> _Goal of the exercise_:
Restate the whole listing word for word. Pictures are left out.
>> START Information provided
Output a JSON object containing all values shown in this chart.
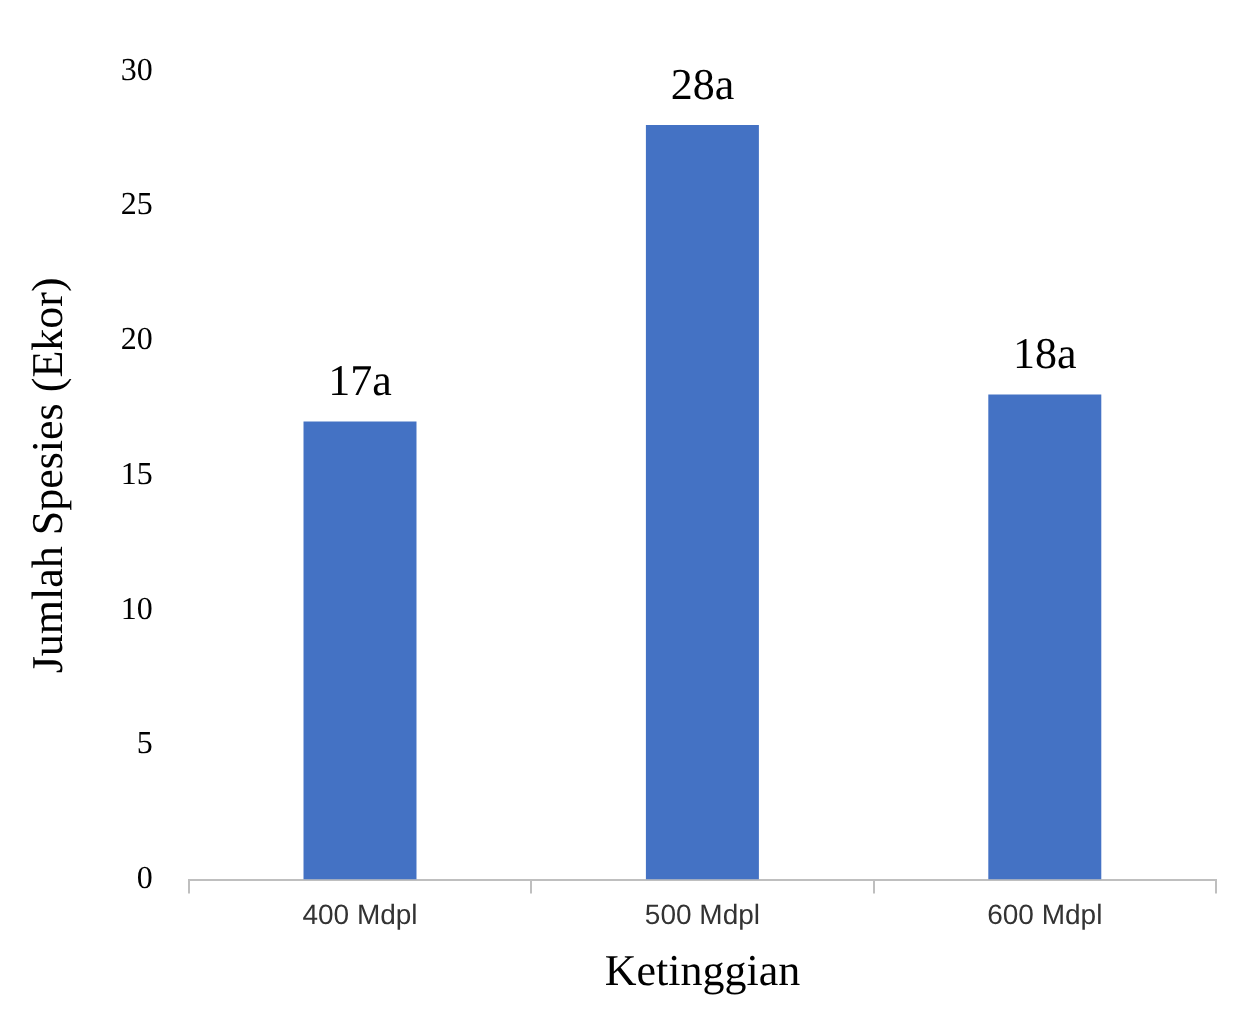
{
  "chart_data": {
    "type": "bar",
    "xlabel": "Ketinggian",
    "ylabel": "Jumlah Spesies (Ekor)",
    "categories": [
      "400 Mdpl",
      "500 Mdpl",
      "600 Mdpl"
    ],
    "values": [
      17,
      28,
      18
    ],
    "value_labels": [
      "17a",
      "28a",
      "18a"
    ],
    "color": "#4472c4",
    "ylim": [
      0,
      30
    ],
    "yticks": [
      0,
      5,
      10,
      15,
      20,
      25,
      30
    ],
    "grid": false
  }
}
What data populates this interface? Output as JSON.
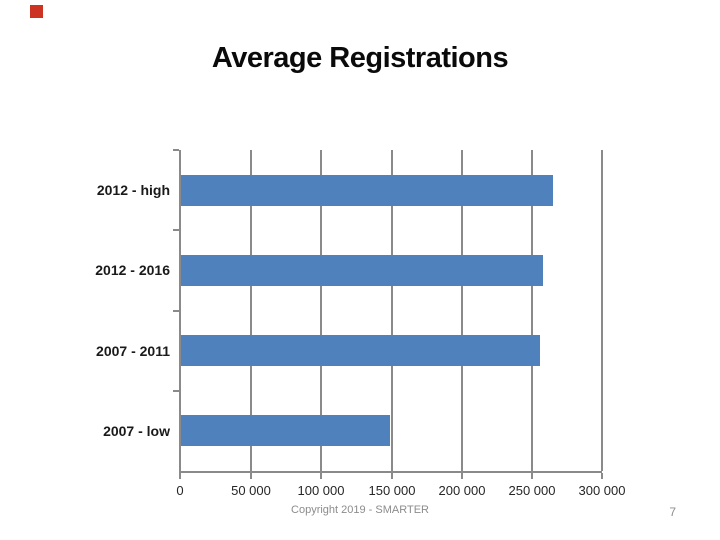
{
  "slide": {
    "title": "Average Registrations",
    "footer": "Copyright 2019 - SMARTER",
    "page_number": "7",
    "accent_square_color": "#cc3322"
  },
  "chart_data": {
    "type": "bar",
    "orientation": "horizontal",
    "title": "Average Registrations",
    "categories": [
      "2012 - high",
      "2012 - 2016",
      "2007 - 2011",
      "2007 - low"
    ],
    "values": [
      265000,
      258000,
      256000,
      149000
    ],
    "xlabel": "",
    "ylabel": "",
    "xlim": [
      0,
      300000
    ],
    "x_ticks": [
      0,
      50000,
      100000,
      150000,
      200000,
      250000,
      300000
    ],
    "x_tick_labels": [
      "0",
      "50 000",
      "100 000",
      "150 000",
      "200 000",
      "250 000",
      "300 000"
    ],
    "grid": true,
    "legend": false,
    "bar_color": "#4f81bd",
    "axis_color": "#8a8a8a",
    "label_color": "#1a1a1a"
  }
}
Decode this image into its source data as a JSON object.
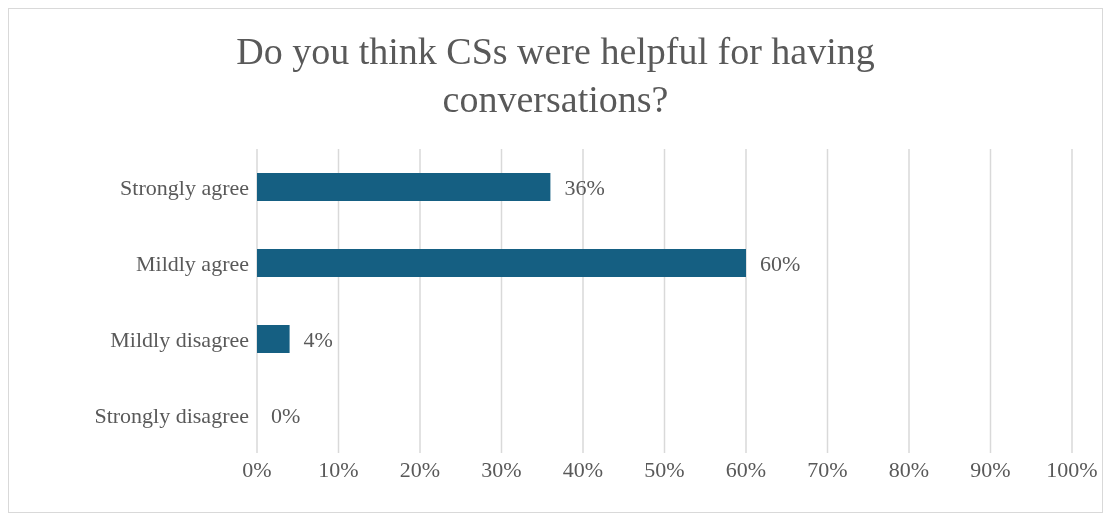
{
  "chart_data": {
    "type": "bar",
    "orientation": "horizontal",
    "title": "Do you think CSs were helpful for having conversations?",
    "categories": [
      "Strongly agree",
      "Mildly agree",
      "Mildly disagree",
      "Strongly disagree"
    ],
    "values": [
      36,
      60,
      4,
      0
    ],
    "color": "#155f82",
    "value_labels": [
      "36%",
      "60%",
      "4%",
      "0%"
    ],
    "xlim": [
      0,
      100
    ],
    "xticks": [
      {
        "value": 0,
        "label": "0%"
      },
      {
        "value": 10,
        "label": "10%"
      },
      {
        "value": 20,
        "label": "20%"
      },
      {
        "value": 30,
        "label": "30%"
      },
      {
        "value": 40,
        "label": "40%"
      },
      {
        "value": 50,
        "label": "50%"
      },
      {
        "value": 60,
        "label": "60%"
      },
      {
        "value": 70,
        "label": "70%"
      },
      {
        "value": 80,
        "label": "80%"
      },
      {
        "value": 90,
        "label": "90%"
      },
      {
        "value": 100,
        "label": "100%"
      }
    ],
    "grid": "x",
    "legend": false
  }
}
>> END Information provided
> _Completed exercise_:
Output a JSON object containing all values shown in this chart.
{
  "chart_data": {
    "type": "bar",
    "xlabel": "Ketinggian",
    "ylabel": "Jumlah Spesies (Ekor)",
    "categories": [
      "400 Mdpl",
      "500 Mdpl",
      "600 Mdpl"
    ],
    "values": [
      17,
      28,
      18
    ],
    "value_labels": [
      "17a",
      "28a",
      "18a"
    ],
    "color": "#4472c4",
    "ylim": [
      0,
      30
    ],
    "yticks": [
      0,
      5,
      10,
      15,
      20,
      25,
      30
    ],
    "grid": false
  }
}
What data populates this interface? Output as JSON.
{
  "slide": {
    "title": "Average Registrations",
    "footer": "Copyright 2019 - SMARTER",
    "page_number": "7",
    "accent_square_color": "#cc3322"
  },
  "chart_data": {
    "type": "bar",
    "orientation": "horizontal",
    "title": "Average Registrations",
    "categories": [
      "2012 - high",
      "2012 - 2016",
      "2007 - 2011",
      "2007 - low"
    ],
    "values": [
      265000,
      258000,
      256000,
      149000
    ],
    "xlabel": "",
    "ylabel": "",
    "xlim": [
      0,
      300000
    ],
    "x_ticks": [
      0,
      50000,
      100000,
      150000,
      200000,
      250000,
      300000
    ],
    "x_tick_labels": [
      "0",
      "50 000",
      "100 000",
      "150 000",
      "200 000",
      "250 000",
      "300 000"
    ],
    "grid": true,
    "legend": false,
    "bar_color": "#4f81bd",
    "axis_color": "#8a8a8a",
    "label_color": "#1a1a1a"
  }
}
Decode this image into its source data as a JSON object.
{
  "chart_data": {
    "type": "bar",
    "orientation": "horizontal",
    "title": "Do you think CSs were helpful for having conversations?",
    "categories": [
      "Strongly agree",
      "Mildly agree",
      "Mildly disagree",
      "Strongly disagree"
    ],
    "values": [
      36,
      60,
      4,
      0
    ],
    "color": "#155f82",
    "value_labels": [
      "36%",
      "60%",
      "4%",
      "0%"
    ],
    "xlim": [
      0,
      100
    ],
    "xticks": [
      {
        "value": 0,
        "label": "0%"
      },
      {
        "value": 10,
        "label": "10%"
      },
      {
        "value": 20,
        "label": "20%"
      },
      {
        "value": 30,
        "label": "30%"
      },
      {
        "value": 40,
        "label": "40%"
      },
      {
        "value": 50,
        "label": "50%"
      },
      {
        "value": 60,
        "label": "60%"
      },
      {
        "value": 70,
        "label": "70%"
      },
      {
        "value": 80,
        "label": "80%"
      },
      {
        "value": 90,
        "label": "90%"
      },
      {
        "value": 100,
        "label": "100%"
      }
    ],
    "grid": "x",
    "legend": false
  }
}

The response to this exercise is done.